» **Task goal**
Write the records below out again exactly as given, with no images.

- - -

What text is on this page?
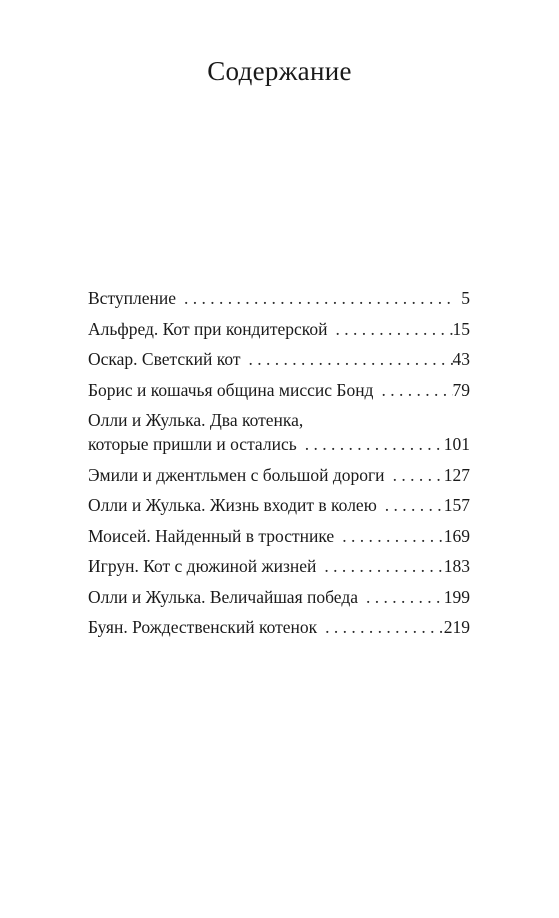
Содержание
Вступление . . .	5
Альфред. Кот при кондитерской . . .	15
Оскар. Светский кот . . .	43
Борис и кошачья община миссис Бонд . . .	79
Олли и Жулька. Два котенка,
которые пришли и остались . . .	101
Эмили и джентльмен с большой дороги . . .	127
Олли и Жулька. Жизнь входит в колею . . .	157
Моисей. Найденный в тростнике . . .	169
Игрун. Кот с дюжиной жизней . . .	183
Олли и Жулька. Величайшая победа . . .	199
Буян. Рождественский котенок . . .	219
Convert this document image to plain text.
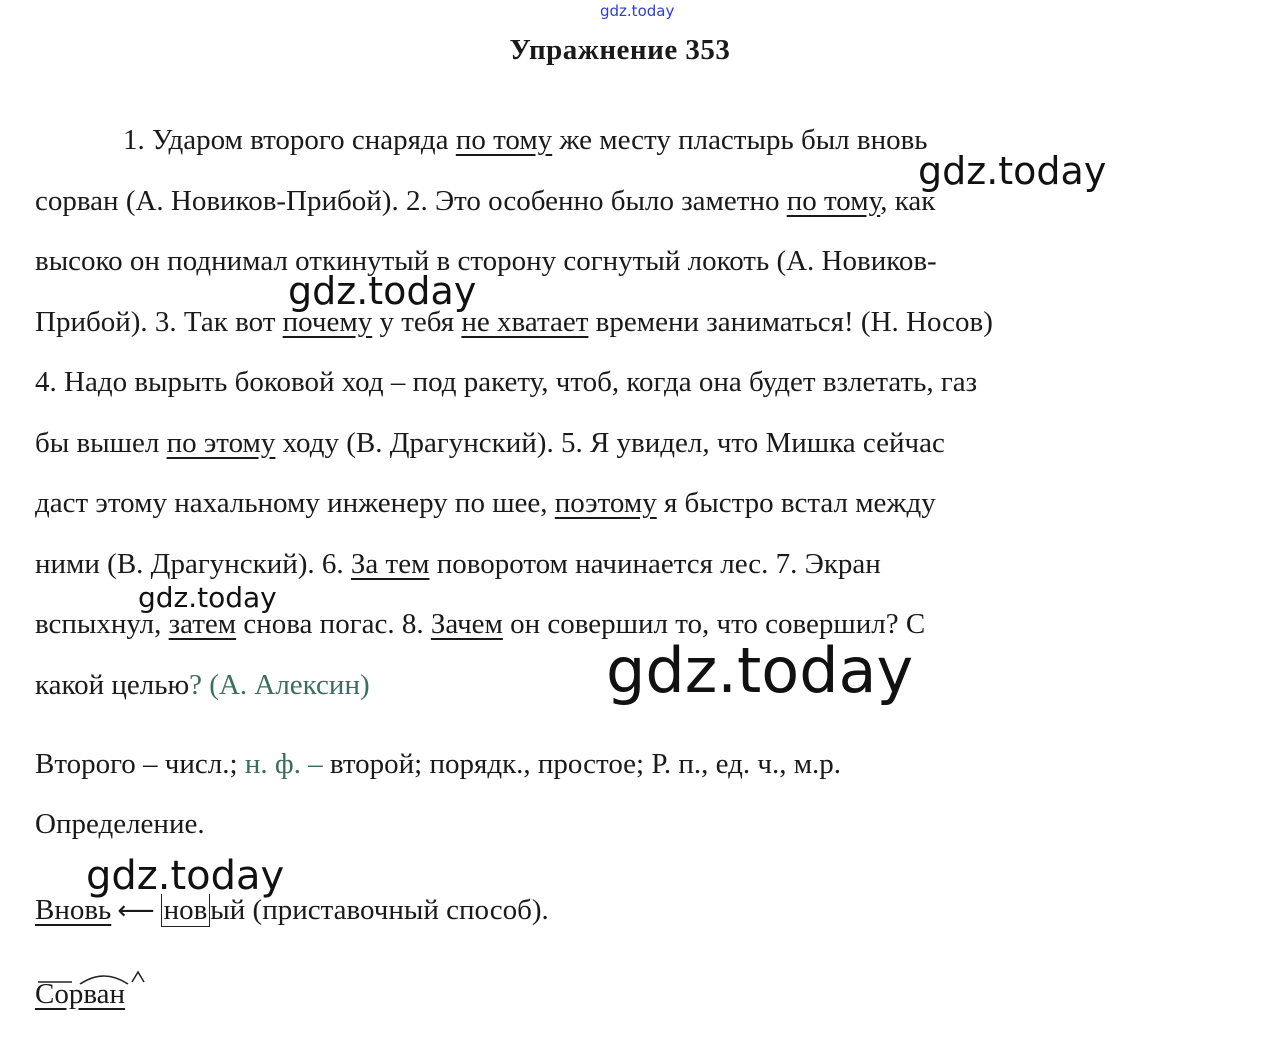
gdz.today
gdz.today
gdz.today
gdz.today
gdz.today
gdz.today
Упражнение 353
1. Ударом второго снаряда по тому же месту пластырь был вновь
сорван (А. Новиков-Прибой). 2. Это особенно было заметно по тому, как
высоко он поднимал откинутый в сторону согнутый локоть (А. Новиков-
Прибой). 3. Так вот почему у тебя не хватает времени заниматься! (Н. Носов)
4. Надо вырыть боковой ход – под ракету, чтоб, когда она будет взлетать, газ
бы вышел по этому ходу (В. Драгунский). 5. Я увидел, что Мишка сейчас
даст этому нахальному инженеру по шее, поэтому я быстро встал между
ними (В. Драгунский). 6. За тем поворотом начинается лес. 7. Экран
вспыхнул, затем снова погас. 8. Зачем он совершил то, что совершил? С
какой целью? (А. Алексин)
Второго – числ.; н. ф. – второй; порядк., простое; Р. п., ед. ч., м.р.
Определение.
Вновь ⟵ нов ый (приставочный способ).
Сорван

- - -

» **Full solution**
What text is on this page?
Содержание
Вступление . . .	5
Альфред. Кот при кондитерской . . .	15
Оскар. Светский кот . . .	43
Борис и кошачья община миссис Бонд . . .	79
Олли и Жулька. Два котенка,
которые пришли и остались . . .	101
Эмили и джентльмен с большой дороги . . .	127
Олли и Жулька. Жизнь входит в колею . . .	157
Моисей. Найденный в тростнике . . .	169
Игрун. Кот с дюжиной жизней . . .	183
Олли и Жулька. Величайшая победа . . .	199
Буян. Рождественский котенок . . .	219
Convert this document image to plain text.
gdz.today
gdz.today
gdz.today
gdz.today
gdz.today
gdz.today
Упражнение 353
1. Ударом второго снаряда по тому же месту пластырь был вновь
сорван (А. Новиков-Прибой). 2. Это особенно было заметно по тому, как
высоко он поднимал откинутый в сторону согнутый локоть (А. Новиков-
Прибой). 3. Так вот почему у тебя не хватает времени заниматься! (Н. Носов)
4. Надо вырыть боковой ход – под ракету, чтоб, когда она будет взлетать, газ
бы вышел по этому ходу (В. Драгунский). 5. Я увидел, что Мишка сейчас
даст этому нахальному инженеру по шее, поэтому я быстро встал между
ними (В. Драгунский). 6. За тем поворотом начинается лес. 7. Экран
вспыхнул, затем снова погас. 8. Зачем он совершил то, что совершил? С
какой целью? (А. Алексин)
Второго – числ.; н. ф. – второй; порядк., простое; Р. п., ед. ч., м.р.
Определение.
Вновь ⟵ нов ый (приставочный способ).
Сорван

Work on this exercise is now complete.